EXERCISE OBJECTIVE
Repeat the full listing below verbatim and keep the images out.

◆ ◆ ◆ ◆

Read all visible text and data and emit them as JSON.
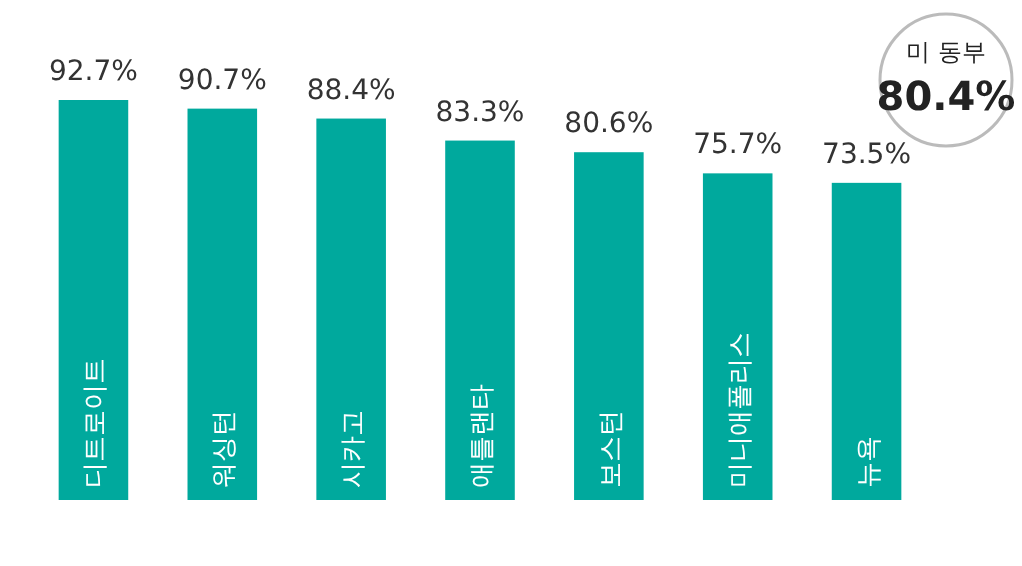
{
  "chart_data": {
    "type": "bar",
    "categories": [
      "디트로이트",
      "워싱턴",
      "시카고",
      "애틀랜타",
      "보스턴",
      "미니애폴리스",
      "뉴욕"
    ],
    "values": [
      92.7,
      90.7,
      88.4,
      83.3,
      80.6,
      75.7,
      73.5
    ],
    "value_labels": [
      "92.7%",
      "90.7%",
      "88.4%",
      "83.3%",
      "80.6%",
      "75.7%",
      "73.5%"
    ],
    "color": "#00a99d",
    "tick_labels": false,
    "annotations": [
      "미 동부",
      "80.4%"
    ]
  }
}
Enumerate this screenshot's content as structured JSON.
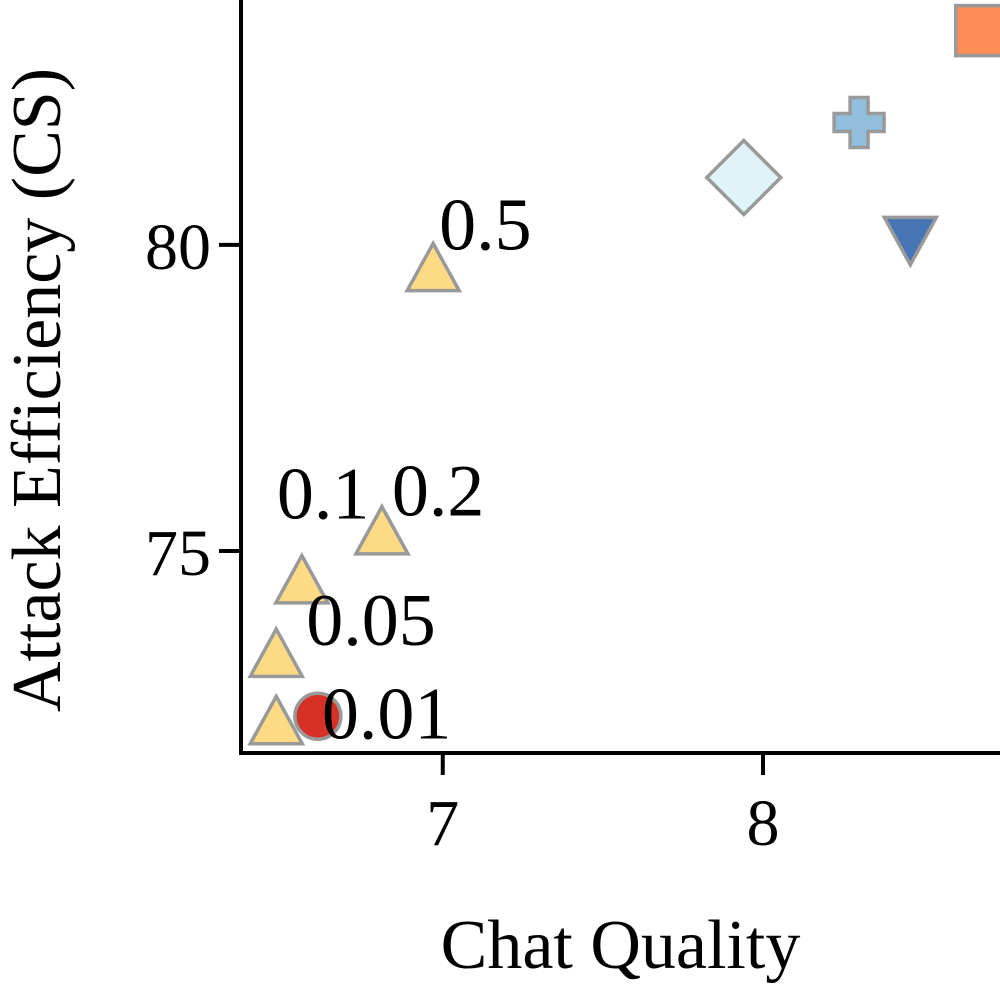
{
  "chart_data": {
    "type": "scatter",
    "title": "",
    "xlabel": "Chat Quality",
    "ylabel": "Attack Efficiency (CS)",
    "xlim": [
      6.37,
      8.74
    ],
    "ylim": [
      71.7,
      84
    ],
    "x_ticks": [
      7,
      8
    ],
    "y_ticks": [
      75,
      80
    ],
    "grid": false,
    "points": [
      {
        "marker": "triangle-up",
        "color": "#fddb85",
        "x": 6.48,
        "y": 72.2,
        "label": ""
      },
      {
        "marker": "circle",
        "color": "#d73027",
        "x": 6.61,
        "y": 72.3,
        "label": "0.01"
      },
      {
        "marker": "triangle-up",
        "color": "#fddb85",
        "x": 6.48,
        "y": 73.3,
        "label": "0.05"
      },
      {
        "marker": "triangle-up",
        "color": "#fddb85",
        "x": 6.56,
        "y": 74.5,
        "label": "0.1"
      },
      {
        "marker": "triangle-up",
        "color": "#fddb85",
        "x": 6.81,
        "y": 75.3,
        "label": "0.2"
      },
      {
        "marker": "triangle-up",
        "color": "#fddb85",
        "x": 6.97,
        "y": 79.6,
        "label": "0.5"
      },
      {
        "marker": "diamond",
        "color": "#e0f3f8",
        "x": 7.94,
        "y": 81.1,
        "label": ""
      },
      {
        "marker": "plus",
        "color": "#91bfdb",
        "x": 8.3,
        "y": 82.0,
        "label": ""
      },
      {
        "marker": "triangle-down",
        "color": "#4575b4",
        "x": 8.46,
        "y": 80.1,
        "label": ""
      },
      {
        "marker": "square",
        "color": "#fc8d59",
        "x": 8.68,
        "y": 83.5,
        "label": ""
      }
    ]
  }
}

◆ ◆ ◆ ◆

THE RESULT
Read all visible text and data and emit them as JSON.
{
  "chart_data": {
    "type": "bar",
    "categories": [
      "디트로이트",
      "워싱턴",
      "시카고",
      "애틀랜타",
      "보스턴",
      "미니애폴리스",
      "뉴욕"
    ],
    "values": [
      92.7,
      90.7,
      88.4,
      83.3,
      80.6,
      75.7,
      73.5
    ],
    "value_labels": [
      "92.7%",
      "90.7%",
      "88.4%",
      "83.3%",
      "80.6%",
      "75.7%",
      "73.5%"
    ],
    "color": "#00a99d",
    "tick_labels": false,
    "annotations": [
      "미 동부",
      "80.4%"
    ]
  }
}
Enumerate this screenshot's content as structured JSON.
{
  "chart_data": {
    "type": "scatter",
    "title": "",
    "xlabel": "Chat Quality",
    "ylabel": "Attack Efficiency (CS)",
    "xlim": [
      6.37,
      8.74
    ],
    "ylim": [
      71.7,
      84
    ],
    "x_ticks": [
      7,
      8
    ],
    "y_ticks": [
      75,
      80
    ],
    "grid": false,
    "points": [
      {
        "marker": "triangle-up",
        "color": "#fddb85",
        "x": 6.48,
        "y": 72.2,
        "label": ""
      },
      {
        "marker": "circle",
        "color": "#d73027",
        "x": 6.61,
        "y": 72.3,
        "label": "0.01"
      },
      {
        "marker": "triangle-up",
        "color": "#fddb85",
        "x": 6.48,
        "y": 73.3,
        "label": "0.05"
      },
      {
        "marker": "triangle-up",
        "color": "#fddb85",
        "x": 6.56,
        "y": 74.5,
        "label": "0.1"
      },
      {
        "marker": "triangle-up",
        "color": "#fddb85",
        "x": 6.81,
        "y": 75.3,
        "label": "0.2"
      },
      {
        "marker": "triangle-up",
        "color": "#fddb85",
        "x": 6.97,
        "y": 79.6,
        "label": "0.5"
      },
      {
        "marker": "diamond",
        "color": "#e0f3f8",
        "x": 7.94,
        "y": 81.1,
        "label": ""
      },
      {
        "marker": "plus",
        "color": "#91bfdb",
        "x": 8.3,
        "y": 82.0,
        "label": ""
      },
      {
        "marker": "triangle-down",
        "color": "#4575b4",
        "x": 8.46,
        "y": 80.1,
        "label": ""
      },
      {
        "marker": "square",
        "color": "#fc8d59",
        "x": 8.68,
        "y": 83.5,
        "label": ""
      }
    ]
  }
}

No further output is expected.